• **Directions for this task**
Which lines contain the word "JSON"? Return each of them as written.
......
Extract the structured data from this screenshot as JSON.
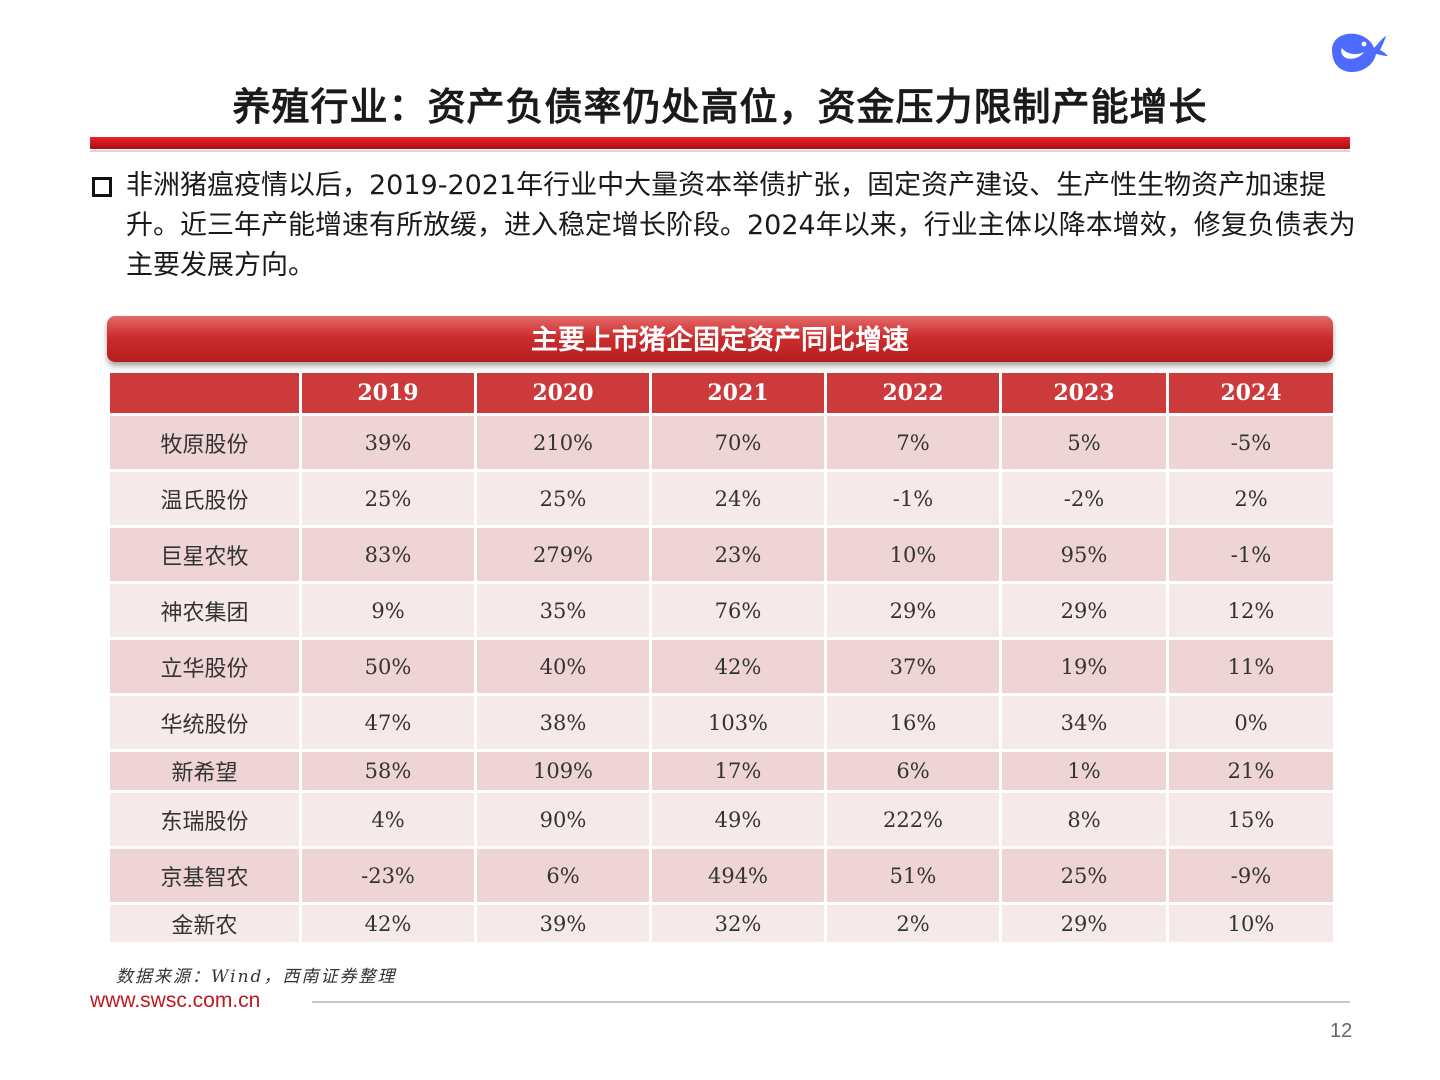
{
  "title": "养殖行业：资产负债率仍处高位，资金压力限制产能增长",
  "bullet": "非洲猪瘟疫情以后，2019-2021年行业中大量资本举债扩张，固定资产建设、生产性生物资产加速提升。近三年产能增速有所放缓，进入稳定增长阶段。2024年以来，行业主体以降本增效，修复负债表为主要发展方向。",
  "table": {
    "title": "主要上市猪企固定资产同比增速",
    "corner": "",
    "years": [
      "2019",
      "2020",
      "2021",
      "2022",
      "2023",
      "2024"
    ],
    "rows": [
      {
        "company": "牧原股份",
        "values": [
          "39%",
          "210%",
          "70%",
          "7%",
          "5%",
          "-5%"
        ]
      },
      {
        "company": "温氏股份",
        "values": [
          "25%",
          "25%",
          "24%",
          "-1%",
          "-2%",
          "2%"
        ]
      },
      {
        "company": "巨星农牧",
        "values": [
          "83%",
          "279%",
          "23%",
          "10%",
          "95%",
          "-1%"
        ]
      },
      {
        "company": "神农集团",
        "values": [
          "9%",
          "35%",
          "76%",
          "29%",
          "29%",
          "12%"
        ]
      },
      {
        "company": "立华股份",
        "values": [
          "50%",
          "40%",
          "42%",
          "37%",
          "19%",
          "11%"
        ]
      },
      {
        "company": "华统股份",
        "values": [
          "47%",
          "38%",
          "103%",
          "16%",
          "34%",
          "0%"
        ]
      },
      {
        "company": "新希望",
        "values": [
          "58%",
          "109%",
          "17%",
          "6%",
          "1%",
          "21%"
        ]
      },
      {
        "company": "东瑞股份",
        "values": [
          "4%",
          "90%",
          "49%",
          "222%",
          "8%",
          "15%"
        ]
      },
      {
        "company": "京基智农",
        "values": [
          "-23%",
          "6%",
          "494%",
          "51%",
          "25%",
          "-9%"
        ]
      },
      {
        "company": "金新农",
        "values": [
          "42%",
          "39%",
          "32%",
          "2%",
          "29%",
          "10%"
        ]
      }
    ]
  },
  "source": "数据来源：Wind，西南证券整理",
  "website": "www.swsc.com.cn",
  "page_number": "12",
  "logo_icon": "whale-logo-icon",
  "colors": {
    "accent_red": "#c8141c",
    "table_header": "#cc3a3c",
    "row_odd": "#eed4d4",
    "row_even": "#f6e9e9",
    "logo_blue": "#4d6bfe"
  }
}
......
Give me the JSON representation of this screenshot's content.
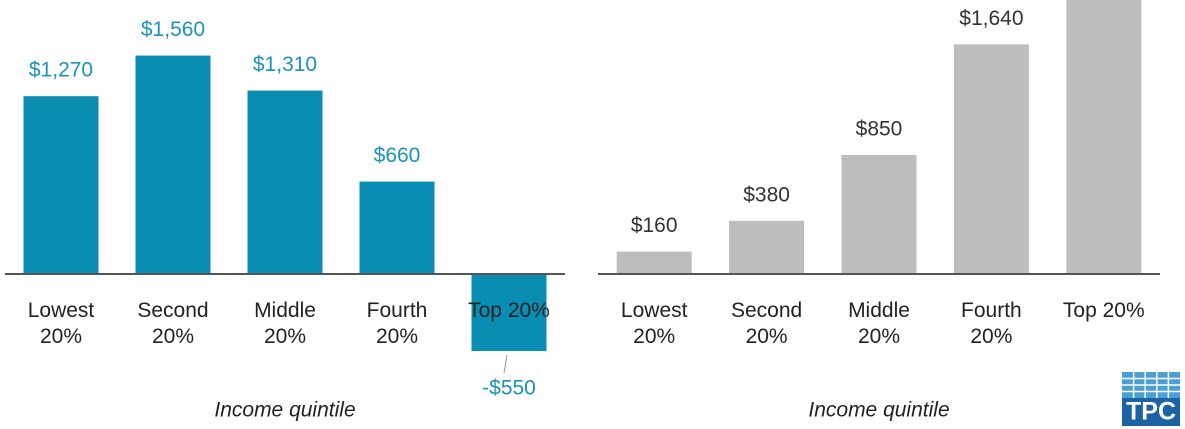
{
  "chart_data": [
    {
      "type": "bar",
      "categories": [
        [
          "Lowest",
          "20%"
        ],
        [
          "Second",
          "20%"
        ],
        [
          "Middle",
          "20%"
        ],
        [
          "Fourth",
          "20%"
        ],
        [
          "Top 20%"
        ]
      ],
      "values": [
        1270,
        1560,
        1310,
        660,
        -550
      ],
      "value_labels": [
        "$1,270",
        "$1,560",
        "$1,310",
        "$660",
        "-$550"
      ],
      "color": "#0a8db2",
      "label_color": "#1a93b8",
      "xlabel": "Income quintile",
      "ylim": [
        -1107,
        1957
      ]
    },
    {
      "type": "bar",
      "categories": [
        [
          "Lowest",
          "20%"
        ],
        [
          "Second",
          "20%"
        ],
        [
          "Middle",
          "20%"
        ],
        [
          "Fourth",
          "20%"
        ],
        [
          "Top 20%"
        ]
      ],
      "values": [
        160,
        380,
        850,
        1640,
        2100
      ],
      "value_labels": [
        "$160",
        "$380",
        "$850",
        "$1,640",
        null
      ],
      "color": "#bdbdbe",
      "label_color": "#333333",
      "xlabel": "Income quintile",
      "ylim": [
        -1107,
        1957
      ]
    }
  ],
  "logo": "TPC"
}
......
• **Final result**
Extract the structured data from this screenshot as JSON.
Give me the JSON representation of this screenshot's content.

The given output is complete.